Go through the entries one line at a time, and gather every line that has the word "слоя".

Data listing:
──────────────────────────────
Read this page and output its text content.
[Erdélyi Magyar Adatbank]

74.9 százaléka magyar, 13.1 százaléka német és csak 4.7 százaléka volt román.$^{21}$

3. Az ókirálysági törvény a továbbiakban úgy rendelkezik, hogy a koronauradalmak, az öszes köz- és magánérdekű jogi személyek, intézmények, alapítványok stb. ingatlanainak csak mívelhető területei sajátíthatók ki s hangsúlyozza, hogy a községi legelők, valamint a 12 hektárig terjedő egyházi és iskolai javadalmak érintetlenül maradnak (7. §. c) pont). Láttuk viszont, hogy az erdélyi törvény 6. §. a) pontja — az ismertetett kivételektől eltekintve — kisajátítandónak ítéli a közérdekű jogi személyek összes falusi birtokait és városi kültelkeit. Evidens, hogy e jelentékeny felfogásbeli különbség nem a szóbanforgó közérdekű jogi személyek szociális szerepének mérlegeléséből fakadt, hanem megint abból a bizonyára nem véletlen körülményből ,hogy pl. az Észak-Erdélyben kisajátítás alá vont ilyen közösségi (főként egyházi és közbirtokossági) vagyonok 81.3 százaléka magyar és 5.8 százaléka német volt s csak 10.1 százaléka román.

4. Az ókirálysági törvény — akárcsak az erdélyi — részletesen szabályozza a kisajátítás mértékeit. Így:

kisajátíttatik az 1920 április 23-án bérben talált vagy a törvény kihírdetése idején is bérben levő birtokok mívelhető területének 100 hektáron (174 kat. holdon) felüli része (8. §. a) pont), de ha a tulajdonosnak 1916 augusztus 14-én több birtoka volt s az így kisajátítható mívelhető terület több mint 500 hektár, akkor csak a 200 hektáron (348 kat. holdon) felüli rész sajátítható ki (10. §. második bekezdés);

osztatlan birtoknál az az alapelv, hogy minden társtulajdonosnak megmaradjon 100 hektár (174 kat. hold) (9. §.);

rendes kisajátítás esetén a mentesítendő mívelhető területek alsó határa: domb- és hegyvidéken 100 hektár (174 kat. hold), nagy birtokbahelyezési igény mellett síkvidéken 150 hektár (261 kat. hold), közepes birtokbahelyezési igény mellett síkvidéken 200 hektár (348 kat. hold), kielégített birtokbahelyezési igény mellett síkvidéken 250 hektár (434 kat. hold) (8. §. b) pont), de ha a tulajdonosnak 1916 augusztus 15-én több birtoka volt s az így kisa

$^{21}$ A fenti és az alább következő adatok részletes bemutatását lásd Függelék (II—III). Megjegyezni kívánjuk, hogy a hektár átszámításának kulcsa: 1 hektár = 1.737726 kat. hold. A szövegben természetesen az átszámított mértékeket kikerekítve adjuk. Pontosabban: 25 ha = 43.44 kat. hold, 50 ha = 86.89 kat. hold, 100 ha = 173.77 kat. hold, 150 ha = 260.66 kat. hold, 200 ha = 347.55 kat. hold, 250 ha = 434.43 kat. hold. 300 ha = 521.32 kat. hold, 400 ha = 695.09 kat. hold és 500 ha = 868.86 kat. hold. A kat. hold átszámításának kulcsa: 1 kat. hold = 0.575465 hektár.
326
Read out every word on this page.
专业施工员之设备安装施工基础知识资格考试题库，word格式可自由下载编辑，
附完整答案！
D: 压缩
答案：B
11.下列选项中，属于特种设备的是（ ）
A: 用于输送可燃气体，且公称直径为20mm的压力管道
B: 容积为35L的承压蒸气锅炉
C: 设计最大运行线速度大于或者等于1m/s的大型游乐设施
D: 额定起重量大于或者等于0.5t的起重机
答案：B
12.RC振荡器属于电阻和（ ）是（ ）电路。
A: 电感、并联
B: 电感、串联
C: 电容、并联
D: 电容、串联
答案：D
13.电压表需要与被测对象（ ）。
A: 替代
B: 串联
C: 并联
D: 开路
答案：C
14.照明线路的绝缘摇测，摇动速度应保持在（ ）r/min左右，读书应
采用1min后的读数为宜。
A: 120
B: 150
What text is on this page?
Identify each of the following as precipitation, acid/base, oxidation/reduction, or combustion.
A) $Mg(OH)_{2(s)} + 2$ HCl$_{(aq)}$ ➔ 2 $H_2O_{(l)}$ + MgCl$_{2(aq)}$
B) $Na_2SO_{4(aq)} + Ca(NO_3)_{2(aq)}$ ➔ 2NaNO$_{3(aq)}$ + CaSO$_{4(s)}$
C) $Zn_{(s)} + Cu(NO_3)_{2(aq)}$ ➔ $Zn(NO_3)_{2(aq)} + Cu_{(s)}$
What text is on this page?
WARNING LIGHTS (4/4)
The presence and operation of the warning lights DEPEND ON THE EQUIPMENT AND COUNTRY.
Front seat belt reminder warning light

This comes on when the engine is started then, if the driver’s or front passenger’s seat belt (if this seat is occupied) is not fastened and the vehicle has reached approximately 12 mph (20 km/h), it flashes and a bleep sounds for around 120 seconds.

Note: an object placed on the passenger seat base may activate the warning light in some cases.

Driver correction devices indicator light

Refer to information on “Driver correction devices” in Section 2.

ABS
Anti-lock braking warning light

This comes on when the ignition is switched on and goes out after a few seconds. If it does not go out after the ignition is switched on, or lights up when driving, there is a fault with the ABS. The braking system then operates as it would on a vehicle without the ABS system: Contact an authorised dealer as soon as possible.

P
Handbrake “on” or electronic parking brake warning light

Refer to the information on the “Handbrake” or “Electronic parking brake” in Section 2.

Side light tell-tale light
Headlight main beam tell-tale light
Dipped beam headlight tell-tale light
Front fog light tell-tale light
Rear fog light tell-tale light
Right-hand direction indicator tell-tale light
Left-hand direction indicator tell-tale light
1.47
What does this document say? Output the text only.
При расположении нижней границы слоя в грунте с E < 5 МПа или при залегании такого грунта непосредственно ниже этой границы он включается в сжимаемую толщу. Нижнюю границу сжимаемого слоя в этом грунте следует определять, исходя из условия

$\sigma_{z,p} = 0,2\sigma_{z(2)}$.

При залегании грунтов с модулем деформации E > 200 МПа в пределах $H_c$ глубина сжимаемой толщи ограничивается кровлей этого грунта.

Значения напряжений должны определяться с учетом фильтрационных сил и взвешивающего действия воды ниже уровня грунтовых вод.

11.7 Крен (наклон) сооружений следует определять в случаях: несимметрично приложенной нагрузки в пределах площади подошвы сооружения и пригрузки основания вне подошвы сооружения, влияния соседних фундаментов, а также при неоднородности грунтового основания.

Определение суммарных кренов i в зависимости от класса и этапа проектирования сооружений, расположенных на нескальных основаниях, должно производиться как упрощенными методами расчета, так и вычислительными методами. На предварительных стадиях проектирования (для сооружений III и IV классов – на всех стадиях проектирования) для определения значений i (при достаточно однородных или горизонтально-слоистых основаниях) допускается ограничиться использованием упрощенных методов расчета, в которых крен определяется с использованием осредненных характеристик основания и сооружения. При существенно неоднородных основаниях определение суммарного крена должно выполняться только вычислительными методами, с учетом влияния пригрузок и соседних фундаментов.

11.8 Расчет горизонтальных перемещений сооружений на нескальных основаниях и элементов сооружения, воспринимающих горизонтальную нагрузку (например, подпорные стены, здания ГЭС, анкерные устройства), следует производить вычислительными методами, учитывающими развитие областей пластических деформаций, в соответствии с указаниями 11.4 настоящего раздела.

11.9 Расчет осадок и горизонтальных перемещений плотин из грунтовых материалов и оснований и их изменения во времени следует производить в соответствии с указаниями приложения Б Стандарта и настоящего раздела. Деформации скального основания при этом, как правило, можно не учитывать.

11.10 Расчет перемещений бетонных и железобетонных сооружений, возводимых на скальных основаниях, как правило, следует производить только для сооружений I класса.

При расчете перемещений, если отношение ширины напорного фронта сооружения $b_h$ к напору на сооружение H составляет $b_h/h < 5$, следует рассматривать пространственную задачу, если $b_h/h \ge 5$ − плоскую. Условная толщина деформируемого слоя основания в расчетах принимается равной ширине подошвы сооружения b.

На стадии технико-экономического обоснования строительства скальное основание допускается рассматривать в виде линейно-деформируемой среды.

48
──────────────────────────────
**Full answer**
При расположении нижней границы слоя в грунте с E < 5 МПа или при залегании такого грунта непосредственно ниже этой границы он включается в сжимаемую толщу. Нижнюю границу сжимаемого слоя в этом грунте следует определять, исходя из условия
При расчете перемещений, если отношение ширины напорного фронта сооружения $b_h$ к напору на сооружение H составляет $b_h/h < 5$, следует рассматривать пространственную задачу, если $b_h/h \ge 5$ − плоскую. Условная толщина деформируемого слоя основания в расчетах принимается равной ширине подошвы сооружения b.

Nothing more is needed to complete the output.